§ Task directions:
Drop every picture and give the entries back exactly.

(Saved data entries)
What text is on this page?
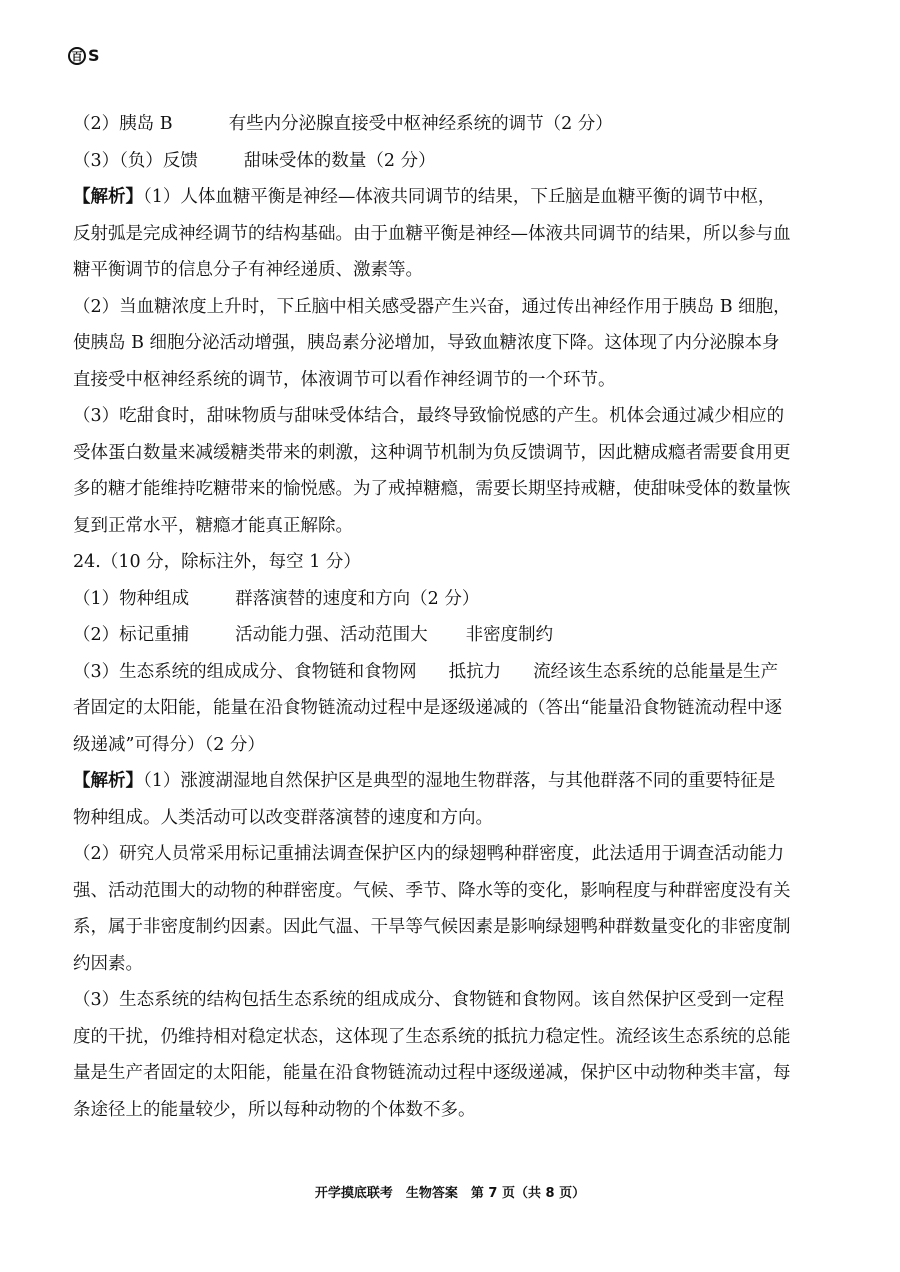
百 S
（2）胰岛 B	有些内分泌腺直接受中枢神经系统的调节（2 分）
（3）（负）反馈	甜味受体的数量（2 分）
【解析】（1）人体血糖平衡是神经—体液共同调节的结果，下丘脑是血糖平衡的调节中枢，
反射弧是完成神经调节的结构基础。由于血糖平衡是神经—体液共同调节的结果，所以参与血
糖平衡调节的信息分子有神经递质、激素等。
（2）当血糖浓度上升时，下丘脑中相关感受器产生兴奋，通过传出神经作用于胰岛 B 细胞，
使胰岛 B 细胞分泌活动增强，胰岛素分泌增加，导致血糖浓度下降。这体现了内分泌腺本身
直接受中枢神经系统的调节，体液调节可以看作神经调节的一个环节。
（3）吃甜食时，甜味物质与甜味受体结合，最终导致愉悦感的产生。机体会通过减少相应的
受体蛋白数量来减缓糖类带来的刺激，这种调节机制为负反馈调节，因此糖成瘾者需要食用更
多的糖才能维持吃糖带来的愉悦感。为了戒掉糖瘾，需要长期坚持戒糖，使甜味受体的数量恢
复到正常水平，糖瘾才能真正解除。
24.（10 分，除标注外，每空 1 分）
（1）物种组成	群落演替的速度和方向（2 分）
（2）标记重捕	活动能力强、活动范围大 非密度制约
（3）生态系统的组成成分、食物链和食物网 抵抗力 流经该生态系统的总能量是生产
者固定的太阳能，能量在沿食物链流动过程中是逐级递减的（答出“能量沿食物链流动程中逐
级递减”可得分）（2 分）
【解析】（1）涨渡湖湿地自然保护区是典型的湿地生物群落，与其他群落不同的重要特征是
物种组成。人类活动可以改变群落演替的速度和方向。
（2）研究人员常采用标记重捕法调查保护区内的绿翅鸭种群密度，此法适用于调查活动能力
强、活动范围大的动物的种群密度。气候、季节、降水等的变化，影响程度与种群密度没有关
系，属于非密度制约因素。因此气温、干旱等气候因素是影响绿翅鸭种群数量变化的非密度制
约因素。
（3）生态系统的结构包括生态系统的组成成分、食物链和食物网。该自然保护区受到一定程
度的干扰，仍维持相对稳定状态，这体现了生态系统的抵抗力稳定性。流经该生态系统的总能
量是生产者固定的太阳能，能量在沿食物链流动过程中逐级递减，保护区中动物种类丰富，每
条途径上的能量较少，所以每种动物的个体数不多。
开学摸底联考　生物答案　第 7 页（共 8 页）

§ Final answer:
What text is on this page?
百 S
（2）胰岛 B	有些内分泌腺直接受中枢神经系统的调节（2 分）
（3）（负）反馈	甜味受体的数量（2 分）
【解析】（1）人体血糖平衡是神经—体液共同调节的结果，下丘脑是血糖平衡的调节中枢，
反射弧是完成神经调节的结构基础。由于血糖平衡是神经—体液共同调节的结果，所以参与血
糖平衡调节的信息分子有神经递质、激素等。
（2）当血糖浓度上升时，下丘脑中相关感受器产生兴奋，通过传出神经作用于胰岛 B 细胞，
使胰岛 B 细胞分泌活动增强，胰岛素分泌增加，导致血糖浓度下降。这体现了内分泌腺本身
直接受中枢神经系统的调节，体液调节可以看作神经调节的一个环节。
（3）吃甜食时，甜味物质与甜味受体结合，最终导致愉悦感的产生。机体会通过减少相应的
受体蛋白数量来减缓糖类带来的刺激，这种调节机制为负反馈调节，因此糖成瘾者需要食用更
多的糖才能维持吃糖带来的愉悦感。为了戒掉糖瘾，需要长期坚持戒糖，使甜味受体的数量恢
复到正常水平，糖瘾才能真正解除。
24.（10 分，除标注外，每空 1 分）
（1）物种组成	群落演替的速度和方向（2 分）
（2）标记重捕	活动能力强、活动范围大 非密度制约
（3）生态系统的组成成分、食物链和食物网 抵抗力 流经该生态系统的总能量是生产
者固定的太阳能，能量在沿食物链流动过程中是逐级递减的（答出“能量沿食物链流动程中逐
级递减”可得分）（2 分）
【解析】（1）涨渡湖湿地自然保护区是典型的湿地生物群落，与其他群落不同的重要特征是
物种组成。人类活动可以改变群落演替的速度和方向。
（2）研究人员常采用标记重捕法调查保护区内的绿翅鸭种群密度，此法适用于调查活动能力
强、活动范围大的动物的种群密度。气候、季节、降水等的变化，影响程度与种群密度没有关
系，属于非密度制约因素。因此气温、干旱等气候因素是影响绿翅鸭种群数量变化的非密度制
约因素。
（3）生态系统的结构包括生态系统的组成成分、食物链和食物网。该自然保护区受到一定程
度的干扰，仍维持相对稳定状态，这体现了生态系统的抵抗力稳定性。流经该生态系统的总能
量是生产者固定的太阳能，能量在沿食物链流动过程中逐级递减，保护区中动物种类丰富，每
条途径上的能量较少，所以每种动物的个体数不多。
开学摸底联考　生物答案　第 7 页（共 8 页）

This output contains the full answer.